→ **Aim of the exercise**
Go through the listing and copy each line with the string "Februar".

→ **Dataset items**
....................

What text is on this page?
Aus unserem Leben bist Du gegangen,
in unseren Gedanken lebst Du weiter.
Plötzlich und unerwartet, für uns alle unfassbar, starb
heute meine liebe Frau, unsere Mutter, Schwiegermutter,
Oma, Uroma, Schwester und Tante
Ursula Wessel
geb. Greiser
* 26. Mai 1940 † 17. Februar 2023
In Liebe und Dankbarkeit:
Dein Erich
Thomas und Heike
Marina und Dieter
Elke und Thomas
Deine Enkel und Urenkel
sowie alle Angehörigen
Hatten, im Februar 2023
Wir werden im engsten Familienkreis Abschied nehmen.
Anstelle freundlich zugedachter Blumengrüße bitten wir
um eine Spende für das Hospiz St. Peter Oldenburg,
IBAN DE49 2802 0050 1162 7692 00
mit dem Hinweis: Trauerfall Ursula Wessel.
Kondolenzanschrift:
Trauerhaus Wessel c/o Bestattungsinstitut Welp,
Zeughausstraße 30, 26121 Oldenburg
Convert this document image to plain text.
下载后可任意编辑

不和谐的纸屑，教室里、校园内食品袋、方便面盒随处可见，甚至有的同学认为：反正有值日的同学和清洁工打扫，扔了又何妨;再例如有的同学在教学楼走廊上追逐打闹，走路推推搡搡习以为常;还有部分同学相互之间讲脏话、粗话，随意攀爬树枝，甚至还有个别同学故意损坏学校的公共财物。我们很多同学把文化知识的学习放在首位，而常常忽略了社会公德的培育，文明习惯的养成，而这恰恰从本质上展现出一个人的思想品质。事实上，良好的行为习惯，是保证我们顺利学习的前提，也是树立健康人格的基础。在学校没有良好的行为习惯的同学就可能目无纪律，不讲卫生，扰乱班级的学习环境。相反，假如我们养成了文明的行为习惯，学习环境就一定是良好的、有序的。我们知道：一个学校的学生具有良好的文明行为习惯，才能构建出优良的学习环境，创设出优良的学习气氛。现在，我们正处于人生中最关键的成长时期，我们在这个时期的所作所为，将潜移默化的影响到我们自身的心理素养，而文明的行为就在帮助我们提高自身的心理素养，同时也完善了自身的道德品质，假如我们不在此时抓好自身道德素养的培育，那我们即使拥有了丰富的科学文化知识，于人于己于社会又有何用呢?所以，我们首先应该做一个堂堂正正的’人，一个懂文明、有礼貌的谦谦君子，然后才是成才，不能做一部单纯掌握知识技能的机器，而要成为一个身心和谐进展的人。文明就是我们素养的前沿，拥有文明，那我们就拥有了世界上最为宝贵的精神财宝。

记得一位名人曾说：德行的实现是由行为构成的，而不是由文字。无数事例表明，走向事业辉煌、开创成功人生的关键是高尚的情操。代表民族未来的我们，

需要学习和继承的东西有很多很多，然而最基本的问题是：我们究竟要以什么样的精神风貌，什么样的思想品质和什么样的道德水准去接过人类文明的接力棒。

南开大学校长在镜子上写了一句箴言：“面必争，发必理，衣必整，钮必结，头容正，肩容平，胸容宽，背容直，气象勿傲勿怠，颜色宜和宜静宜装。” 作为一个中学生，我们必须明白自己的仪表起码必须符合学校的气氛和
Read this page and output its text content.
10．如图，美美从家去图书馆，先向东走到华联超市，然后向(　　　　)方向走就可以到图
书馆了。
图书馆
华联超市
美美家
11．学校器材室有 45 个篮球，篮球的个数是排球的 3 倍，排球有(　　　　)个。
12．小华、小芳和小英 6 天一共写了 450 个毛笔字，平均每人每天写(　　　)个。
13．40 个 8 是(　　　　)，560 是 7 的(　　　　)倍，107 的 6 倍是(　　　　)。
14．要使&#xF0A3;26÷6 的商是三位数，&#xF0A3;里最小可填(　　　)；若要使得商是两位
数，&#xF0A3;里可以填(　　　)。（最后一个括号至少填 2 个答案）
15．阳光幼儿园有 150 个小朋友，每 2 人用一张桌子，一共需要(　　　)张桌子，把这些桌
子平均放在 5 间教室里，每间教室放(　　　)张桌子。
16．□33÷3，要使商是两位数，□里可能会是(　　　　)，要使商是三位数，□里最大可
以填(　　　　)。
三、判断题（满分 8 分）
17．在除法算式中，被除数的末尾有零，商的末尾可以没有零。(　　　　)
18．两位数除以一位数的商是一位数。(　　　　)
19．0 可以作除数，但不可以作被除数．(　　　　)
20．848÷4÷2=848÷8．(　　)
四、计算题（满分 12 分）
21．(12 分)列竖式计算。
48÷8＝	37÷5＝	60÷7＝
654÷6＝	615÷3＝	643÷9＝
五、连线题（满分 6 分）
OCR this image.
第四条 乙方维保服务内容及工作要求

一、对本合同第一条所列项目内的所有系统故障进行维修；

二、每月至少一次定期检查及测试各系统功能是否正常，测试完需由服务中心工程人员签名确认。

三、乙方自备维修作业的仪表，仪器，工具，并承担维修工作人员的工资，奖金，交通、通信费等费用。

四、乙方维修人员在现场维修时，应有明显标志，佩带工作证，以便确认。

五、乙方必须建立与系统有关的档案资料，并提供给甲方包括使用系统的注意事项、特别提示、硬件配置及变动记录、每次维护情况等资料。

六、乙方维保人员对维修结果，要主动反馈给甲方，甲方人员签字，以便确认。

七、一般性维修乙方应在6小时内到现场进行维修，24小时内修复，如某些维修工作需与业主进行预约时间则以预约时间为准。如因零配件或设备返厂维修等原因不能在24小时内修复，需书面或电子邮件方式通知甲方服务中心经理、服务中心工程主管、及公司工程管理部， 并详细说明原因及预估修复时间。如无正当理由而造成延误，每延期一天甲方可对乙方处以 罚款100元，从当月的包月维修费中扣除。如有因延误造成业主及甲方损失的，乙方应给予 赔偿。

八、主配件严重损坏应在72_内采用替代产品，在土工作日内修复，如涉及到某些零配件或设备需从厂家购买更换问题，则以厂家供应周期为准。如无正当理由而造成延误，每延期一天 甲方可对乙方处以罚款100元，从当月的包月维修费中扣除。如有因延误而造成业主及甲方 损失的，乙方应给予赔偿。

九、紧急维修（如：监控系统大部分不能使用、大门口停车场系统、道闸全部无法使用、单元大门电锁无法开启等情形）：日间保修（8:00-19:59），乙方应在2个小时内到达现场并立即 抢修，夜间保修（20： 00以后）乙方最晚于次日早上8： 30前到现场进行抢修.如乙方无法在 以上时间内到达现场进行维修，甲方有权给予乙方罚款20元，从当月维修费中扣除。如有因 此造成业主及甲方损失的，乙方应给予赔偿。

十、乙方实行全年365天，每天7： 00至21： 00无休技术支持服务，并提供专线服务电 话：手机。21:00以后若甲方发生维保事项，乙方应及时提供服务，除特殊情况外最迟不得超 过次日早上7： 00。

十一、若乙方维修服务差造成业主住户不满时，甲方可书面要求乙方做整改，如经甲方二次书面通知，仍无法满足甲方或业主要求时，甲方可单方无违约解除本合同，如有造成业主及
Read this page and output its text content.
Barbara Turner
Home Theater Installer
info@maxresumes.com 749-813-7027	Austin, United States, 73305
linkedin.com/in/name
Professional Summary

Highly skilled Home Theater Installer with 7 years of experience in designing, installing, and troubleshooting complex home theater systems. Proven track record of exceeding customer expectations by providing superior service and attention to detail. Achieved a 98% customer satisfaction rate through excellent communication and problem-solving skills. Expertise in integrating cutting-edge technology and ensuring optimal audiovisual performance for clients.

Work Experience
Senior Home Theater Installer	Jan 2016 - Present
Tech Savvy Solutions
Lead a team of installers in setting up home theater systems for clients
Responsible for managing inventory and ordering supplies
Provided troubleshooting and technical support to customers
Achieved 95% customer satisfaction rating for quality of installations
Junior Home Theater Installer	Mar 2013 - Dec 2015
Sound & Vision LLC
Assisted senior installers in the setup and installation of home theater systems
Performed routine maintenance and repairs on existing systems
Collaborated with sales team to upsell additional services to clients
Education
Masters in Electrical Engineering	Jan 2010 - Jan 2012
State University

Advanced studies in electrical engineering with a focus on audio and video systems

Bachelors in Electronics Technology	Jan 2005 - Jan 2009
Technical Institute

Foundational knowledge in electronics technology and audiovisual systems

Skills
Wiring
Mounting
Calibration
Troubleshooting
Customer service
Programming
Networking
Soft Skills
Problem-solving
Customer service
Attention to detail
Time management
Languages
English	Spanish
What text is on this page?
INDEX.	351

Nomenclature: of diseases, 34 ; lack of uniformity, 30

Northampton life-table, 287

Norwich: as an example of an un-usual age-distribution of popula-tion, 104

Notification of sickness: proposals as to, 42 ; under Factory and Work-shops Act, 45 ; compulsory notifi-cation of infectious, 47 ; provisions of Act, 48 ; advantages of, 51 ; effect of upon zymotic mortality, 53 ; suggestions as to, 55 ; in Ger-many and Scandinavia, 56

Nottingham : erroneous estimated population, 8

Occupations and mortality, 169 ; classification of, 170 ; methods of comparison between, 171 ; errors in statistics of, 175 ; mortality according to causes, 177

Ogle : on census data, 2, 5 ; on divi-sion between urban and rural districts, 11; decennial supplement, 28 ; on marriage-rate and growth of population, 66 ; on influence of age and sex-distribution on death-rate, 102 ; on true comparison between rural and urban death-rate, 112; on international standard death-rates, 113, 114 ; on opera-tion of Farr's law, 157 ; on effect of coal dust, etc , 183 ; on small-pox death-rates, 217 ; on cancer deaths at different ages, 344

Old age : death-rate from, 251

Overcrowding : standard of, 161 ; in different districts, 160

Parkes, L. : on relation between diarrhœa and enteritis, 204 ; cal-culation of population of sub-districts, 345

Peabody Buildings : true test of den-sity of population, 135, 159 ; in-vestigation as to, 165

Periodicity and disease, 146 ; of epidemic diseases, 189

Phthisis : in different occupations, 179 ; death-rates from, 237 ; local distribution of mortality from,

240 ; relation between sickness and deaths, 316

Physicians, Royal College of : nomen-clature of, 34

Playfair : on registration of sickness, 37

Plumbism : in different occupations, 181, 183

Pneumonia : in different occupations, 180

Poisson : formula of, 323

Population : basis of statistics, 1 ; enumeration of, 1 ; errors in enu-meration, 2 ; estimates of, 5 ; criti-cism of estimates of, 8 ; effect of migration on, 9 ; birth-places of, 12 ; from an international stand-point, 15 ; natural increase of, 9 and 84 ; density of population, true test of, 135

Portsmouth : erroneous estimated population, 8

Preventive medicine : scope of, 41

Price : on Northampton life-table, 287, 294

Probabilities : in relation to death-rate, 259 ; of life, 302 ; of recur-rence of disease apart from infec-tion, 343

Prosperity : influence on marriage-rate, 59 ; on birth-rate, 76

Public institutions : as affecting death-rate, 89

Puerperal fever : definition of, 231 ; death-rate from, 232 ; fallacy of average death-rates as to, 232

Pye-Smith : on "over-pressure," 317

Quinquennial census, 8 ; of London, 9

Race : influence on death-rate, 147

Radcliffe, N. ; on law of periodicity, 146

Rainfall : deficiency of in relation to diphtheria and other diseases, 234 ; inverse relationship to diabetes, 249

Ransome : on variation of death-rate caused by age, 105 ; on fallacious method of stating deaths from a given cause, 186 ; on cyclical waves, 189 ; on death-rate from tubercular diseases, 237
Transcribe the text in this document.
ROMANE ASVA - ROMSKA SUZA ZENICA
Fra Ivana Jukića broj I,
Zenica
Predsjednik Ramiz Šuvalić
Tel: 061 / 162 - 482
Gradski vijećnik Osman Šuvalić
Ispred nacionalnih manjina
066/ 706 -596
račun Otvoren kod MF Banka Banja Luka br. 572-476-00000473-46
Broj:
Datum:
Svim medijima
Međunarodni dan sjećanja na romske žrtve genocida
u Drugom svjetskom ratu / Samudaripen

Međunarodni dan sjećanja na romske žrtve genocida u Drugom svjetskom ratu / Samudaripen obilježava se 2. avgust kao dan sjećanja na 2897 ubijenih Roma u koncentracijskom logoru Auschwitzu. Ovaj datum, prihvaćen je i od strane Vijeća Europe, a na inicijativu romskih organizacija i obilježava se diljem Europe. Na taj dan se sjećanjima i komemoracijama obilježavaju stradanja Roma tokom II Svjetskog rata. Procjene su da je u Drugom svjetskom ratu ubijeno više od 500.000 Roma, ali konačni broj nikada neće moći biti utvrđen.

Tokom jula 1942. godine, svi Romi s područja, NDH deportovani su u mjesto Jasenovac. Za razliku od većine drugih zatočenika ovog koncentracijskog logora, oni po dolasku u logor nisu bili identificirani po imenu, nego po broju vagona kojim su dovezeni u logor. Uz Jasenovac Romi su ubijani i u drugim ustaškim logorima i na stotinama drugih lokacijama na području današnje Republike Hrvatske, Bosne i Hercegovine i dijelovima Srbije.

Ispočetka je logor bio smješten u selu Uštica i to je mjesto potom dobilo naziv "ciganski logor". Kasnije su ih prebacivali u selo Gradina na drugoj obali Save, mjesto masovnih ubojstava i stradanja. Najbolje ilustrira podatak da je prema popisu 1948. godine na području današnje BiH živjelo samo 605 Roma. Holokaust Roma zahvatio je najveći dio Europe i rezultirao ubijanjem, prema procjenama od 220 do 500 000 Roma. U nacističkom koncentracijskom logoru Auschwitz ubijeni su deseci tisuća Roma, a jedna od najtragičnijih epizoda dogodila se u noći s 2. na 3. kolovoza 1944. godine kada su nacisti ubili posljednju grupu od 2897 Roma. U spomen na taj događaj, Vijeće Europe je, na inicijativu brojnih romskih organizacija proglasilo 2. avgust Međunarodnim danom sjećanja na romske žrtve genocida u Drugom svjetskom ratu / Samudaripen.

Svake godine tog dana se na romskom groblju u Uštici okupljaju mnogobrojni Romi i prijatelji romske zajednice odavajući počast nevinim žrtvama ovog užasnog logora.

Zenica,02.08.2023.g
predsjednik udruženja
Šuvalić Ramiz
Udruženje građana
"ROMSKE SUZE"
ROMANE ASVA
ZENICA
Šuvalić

....................

→ **In response**
* 26. Mai 1940 † 17. Februar 2023
Hatten, im Februar 2023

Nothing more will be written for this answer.